-- start Supplied records --

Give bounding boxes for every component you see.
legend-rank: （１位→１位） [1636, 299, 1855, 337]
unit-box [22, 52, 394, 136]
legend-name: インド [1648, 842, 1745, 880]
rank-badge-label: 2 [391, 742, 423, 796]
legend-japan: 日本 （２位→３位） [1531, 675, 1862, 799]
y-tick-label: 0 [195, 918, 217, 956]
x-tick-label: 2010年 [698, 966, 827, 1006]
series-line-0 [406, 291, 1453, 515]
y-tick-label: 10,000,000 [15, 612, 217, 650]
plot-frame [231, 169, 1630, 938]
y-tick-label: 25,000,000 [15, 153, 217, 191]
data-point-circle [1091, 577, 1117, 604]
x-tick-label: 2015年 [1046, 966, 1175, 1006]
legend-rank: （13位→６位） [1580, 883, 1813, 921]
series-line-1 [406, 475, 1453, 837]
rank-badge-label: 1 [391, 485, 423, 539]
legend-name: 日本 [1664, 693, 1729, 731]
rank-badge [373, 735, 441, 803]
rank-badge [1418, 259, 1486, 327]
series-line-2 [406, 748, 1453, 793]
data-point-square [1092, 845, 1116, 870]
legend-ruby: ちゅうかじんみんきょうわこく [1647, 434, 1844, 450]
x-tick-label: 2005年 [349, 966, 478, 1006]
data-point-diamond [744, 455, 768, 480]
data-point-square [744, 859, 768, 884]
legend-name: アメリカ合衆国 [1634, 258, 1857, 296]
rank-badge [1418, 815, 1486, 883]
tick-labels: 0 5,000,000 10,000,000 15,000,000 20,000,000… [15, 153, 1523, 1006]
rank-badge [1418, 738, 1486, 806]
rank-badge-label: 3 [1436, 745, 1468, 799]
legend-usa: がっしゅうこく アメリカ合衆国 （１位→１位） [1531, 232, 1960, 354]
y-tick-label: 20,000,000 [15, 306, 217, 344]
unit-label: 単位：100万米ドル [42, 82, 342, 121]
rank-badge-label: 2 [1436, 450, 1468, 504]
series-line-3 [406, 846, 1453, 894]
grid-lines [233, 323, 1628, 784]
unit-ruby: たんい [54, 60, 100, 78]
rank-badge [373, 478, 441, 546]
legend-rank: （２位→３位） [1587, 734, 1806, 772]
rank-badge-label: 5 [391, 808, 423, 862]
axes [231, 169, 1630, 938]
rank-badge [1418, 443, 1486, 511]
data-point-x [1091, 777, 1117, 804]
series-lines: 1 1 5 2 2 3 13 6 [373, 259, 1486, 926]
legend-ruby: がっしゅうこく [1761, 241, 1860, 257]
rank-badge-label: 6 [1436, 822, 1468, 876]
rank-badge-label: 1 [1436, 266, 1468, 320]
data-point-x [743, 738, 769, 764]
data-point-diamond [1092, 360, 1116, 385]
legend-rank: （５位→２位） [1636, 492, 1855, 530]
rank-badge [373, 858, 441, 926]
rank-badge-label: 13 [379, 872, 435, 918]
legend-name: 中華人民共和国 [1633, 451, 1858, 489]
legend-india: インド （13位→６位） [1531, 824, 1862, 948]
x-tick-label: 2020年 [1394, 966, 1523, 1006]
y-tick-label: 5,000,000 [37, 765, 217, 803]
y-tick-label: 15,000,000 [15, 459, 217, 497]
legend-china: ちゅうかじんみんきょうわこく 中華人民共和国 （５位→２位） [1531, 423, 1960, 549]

-- end Supplied records --

**Work required**
Print the data line for line with no changes, from its first line through the line that contains "axes [231, 169, 1630, 938]".

**Written response**
Give bounding boxes for every component you see.
legend-rank: （１位→１位） [1636, 299, 1855, 337]
unit-box [22, 52, 394, 136]
legend-name: インド [1648, 842, 1745, 880]
rank-badge-label: 2 [391, 742, 423, 796]
legend-japan: 日本 （２位→３位） [1531, 675, 1862, 799]
y-tick-label: 0 [195, 918, 217, 956]
x-tick-label: 2010年 [698, 966, 827, 1006]
series-line-0 [406, 291, 1453, 515]
y-tick-label: 10,000,000 [15, 612, 217, 650]
plot-frame [231, 169, 1630, 938]
y-tick-label: 25,000,000 [15, 153, 217, 191]
data-point-circle [1091, 577, 1117, 604]
x-tick-label: 2015年 [1046, 966, 1175, 1006]
legend-rank: （13位→６位） [1580, 883, 1813, 921]
series-line-1 [406, 475, 1453, 837]
rank-badge-label: 1 [391, 485, 423, 539]
legend-name: 日本 [1664, 693, 1729, 731]
rank-badge [373, 735, 441, 803]
rank-badge [1418, 259, 1486, 327]
series-line-2 [406, 748, 1453, 793]
data-point-square [1092, 845, 1116, 870]
legend-ruby: ちゅうかじんみんきょうわこく [1647, 434, 1844, 450]
x-tick-label: 2005年 [349, 966, 478, 1006]
data-point-diamond [744, 455, 768, 480]
data-point-square [744, 859, 768, 884]
legend-name: アメリカ合衆国 [1634, 258, 1857, 296]
rank-badge [1418, 815, 1486, 883]
tick-labels: 0 5,000,000 10,000,000 15,000,000 20,000,000… [15, 153, 1523, 1006]
rank-badge [1418, 738, 1486, 806]
rank-badge-label: 3 [1436, 745, 1468, 799]
legend-usa: がっしゅうこく アメリカ合衆国 （１位→１位） [1531, 232, 1960, 354]
y-tick-label: 20,000,000 [15, 306, 217, 344]
unit-label: 単位：100万米ドル [42, 82, 342, 121]
rank-badge-label: 2 [1436, 450, 1468, 504]
series-line-3 [406, 846, 1453, 894]
grid-lines [233, 323, 1628, 784]
unit-ruby: たんい [54, 60, 100, 78]
rank-badge [373, 478, 441, 546]
legend-rank: （２位→３位） [1587, 734, 1806, 772]
rank-badge-label: 5 [391, 808, 423, 862]
axes [231, 169, 1630, 938]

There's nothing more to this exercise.